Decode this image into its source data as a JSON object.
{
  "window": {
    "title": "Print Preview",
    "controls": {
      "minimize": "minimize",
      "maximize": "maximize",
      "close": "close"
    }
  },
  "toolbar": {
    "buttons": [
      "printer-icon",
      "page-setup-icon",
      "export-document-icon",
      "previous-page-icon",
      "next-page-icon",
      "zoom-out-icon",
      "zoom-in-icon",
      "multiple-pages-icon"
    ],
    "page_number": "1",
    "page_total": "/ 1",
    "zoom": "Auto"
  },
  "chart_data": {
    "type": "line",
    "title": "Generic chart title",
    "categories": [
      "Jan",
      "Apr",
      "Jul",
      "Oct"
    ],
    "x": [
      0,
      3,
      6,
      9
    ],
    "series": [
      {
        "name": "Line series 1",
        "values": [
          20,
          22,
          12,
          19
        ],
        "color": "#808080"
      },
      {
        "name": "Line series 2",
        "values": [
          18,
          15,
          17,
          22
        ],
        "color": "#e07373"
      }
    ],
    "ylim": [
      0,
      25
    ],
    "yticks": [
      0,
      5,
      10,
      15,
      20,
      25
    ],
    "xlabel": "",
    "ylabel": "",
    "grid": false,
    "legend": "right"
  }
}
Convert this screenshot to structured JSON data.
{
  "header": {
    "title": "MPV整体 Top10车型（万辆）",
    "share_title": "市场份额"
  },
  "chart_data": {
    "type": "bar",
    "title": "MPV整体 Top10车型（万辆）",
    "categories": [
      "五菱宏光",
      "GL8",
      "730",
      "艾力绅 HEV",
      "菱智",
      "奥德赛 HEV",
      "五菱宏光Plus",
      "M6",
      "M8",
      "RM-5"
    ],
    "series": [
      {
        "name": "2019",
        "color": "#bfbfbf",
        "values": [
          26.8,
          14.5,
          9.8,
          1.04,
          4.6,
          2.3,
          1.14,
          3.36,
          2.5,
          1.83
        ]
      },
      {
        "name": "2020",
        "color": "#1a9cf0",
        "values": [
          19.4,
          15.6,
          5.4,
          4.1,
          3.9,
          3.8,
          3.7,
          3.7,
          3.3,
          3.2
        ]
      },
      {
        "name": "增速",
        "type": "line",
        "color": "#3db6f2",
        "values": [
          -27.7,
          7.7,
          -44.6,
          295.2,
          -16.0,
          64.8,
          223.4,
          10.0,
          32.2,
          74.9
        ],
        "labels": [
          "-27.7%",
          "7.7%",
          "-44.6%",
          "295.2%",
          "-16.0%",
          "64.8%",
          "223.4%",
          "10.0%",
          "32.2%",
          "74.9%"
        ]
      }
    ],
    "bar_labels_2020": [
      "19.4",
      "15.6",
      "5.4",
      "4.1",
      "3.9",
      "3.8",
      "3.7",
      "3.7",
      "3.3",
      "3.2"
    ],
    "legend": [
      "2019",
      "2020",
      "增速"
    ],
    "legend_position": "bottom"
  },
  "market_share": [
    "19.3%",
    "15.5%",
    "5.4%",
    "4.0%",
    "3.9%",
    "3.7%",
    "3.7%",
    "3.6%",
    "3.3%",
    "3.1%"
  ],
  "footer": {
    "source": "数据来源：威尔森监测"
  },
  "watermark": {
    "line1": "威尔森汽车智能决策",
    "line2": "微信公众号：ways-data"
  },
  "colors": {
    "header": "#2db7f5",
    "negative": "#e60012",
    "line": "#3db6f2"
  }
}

▬▬▬

Type out the whole listing above again, exactly as it stands.

Decode this image into its source data as a JSON object.
{
  "window": {
    "title": "Print Preview",
    "controls": {
      "minimize": "minimize",
      "maximize": "maximize",
      "close": "close"
    }
  },
  "toolbar": {
    "buttons": [
      "printer-icon",
      "page-setup-icon",
      "export-document-icon",
      "previous-page-icon",
      "next-page-icon",
      "zoom-out-icon",
      "zoom-in-icon",
      "multiple-pages-icon"
    ],
    "page_number": "1",
    "page_total": "/ 1",
    "zoom": "Auto"
  },
  "chart_data": {
    "type": "line",
    "title": "Generic chart title",
    "categories": [
      "Jan",
      "Apr",
      "Jul",
      "Oct"
    ],
    "x": [
      0,
      3,
      6,
      9
    ],
    "series": [
      {
        "name": "Line series 1",
        "values": [
          20,
          22,
          12,
          19
        ],
        "color": "#808080"
      },
      {
        "name": "Line series 2",
        "values": [
          18,
          15,
          17,
          22
        ],
        "color": "#e07373"
      }
    ],
    "ylim": [
      0,
      25
    ],
    "yticks": [
      0,
      5,
      10,
      15,
      20,
      25
    ],
    "xlabel": "",
    "ylabel": "",
    "grid": false,
    "legend": "right"
  }
}
Convert this screenshot to structured JSON data.
{
  "header": {
    "title": "MPV整体 Top10车型（万辆）",
    "share_title": "市场份额"
  },
  "chart_data": {
    "type": "bar",
    "title": "MPV整体 Top10车型（万辆）",
    "categories": [
      "五菱宏光",
      "GL8",
      "730",
      "艾力绅 HEV",
      "菱智",
      "奥德赛 HEV",
      "五菱宏光Plus",
      "M6",
      "M8",
      "RM-5"
    ],
    "series": [
      {
        "name": "2019",
        "color": "#bfbfbf",
        "values": [
          26.8,
          14.5,
          9.8,
          1.04,
          4.6,
          2.3,
          1.14,
          3.36,
          2.5,
          1.83
        ]
      },
      {
        "name": "2020",
        "color": "#1a9cf0",
        "values": [
          19.4,
          15.6,
          5.4,
          4.1,
          3.9,
          3.8,
          3.7,
          3.7,
          3.3,
          3.2
        ]
      },
      {
        "name": "增速",
        "type": "line",
        "color": "#3db6f2",
        "values": [
          -27.7,
          7.7,
          -44.6,
          295.2,
          -16.0,
          64.8,
          223.4,
          10.0,
          32.2,
          74.9
        ],
        "labels": [
          "-27.7%",
          "7.7%",
          "-44.6%",
          "295.2%",
          "-16.0%",
          "64.8%",
          "223.4%",
          "10.0%",
          "32.2%",
          "74.9%"
        ]
      }
    ],
    "bar_labels_2020": [
      "19.4",
      "15.6",
      "5.4",
      "4.1",
      "3.9",
      "3.8",
      "3.7",
      "3.7",
      "3.3",
      "3.2"
    ],
    "legend": [
      "2019",
      "2020",
      "增速"
    ],
    "legend_position": "bottom"
  },
  "market_share": [
    "19.3%",
    "15.5%",
    "5.4%",
    "4.0%",
    "3.9%",
    "3.7%",
    "3.7%",
    "3.6%",
    "3.3%",
    "3.1%"
  ],
  "footer": {
    "source": "数据来源：威尔森监测"
  },
  "watermark": {
    "line1": "威尔森汽车智能决策",
    "line2": "微信公众号：ways-data"
  },
  "colors": {
    "header": "#2db7f5",
    "negative": "#e60012",
    "line": "#3db6f2"
  }
}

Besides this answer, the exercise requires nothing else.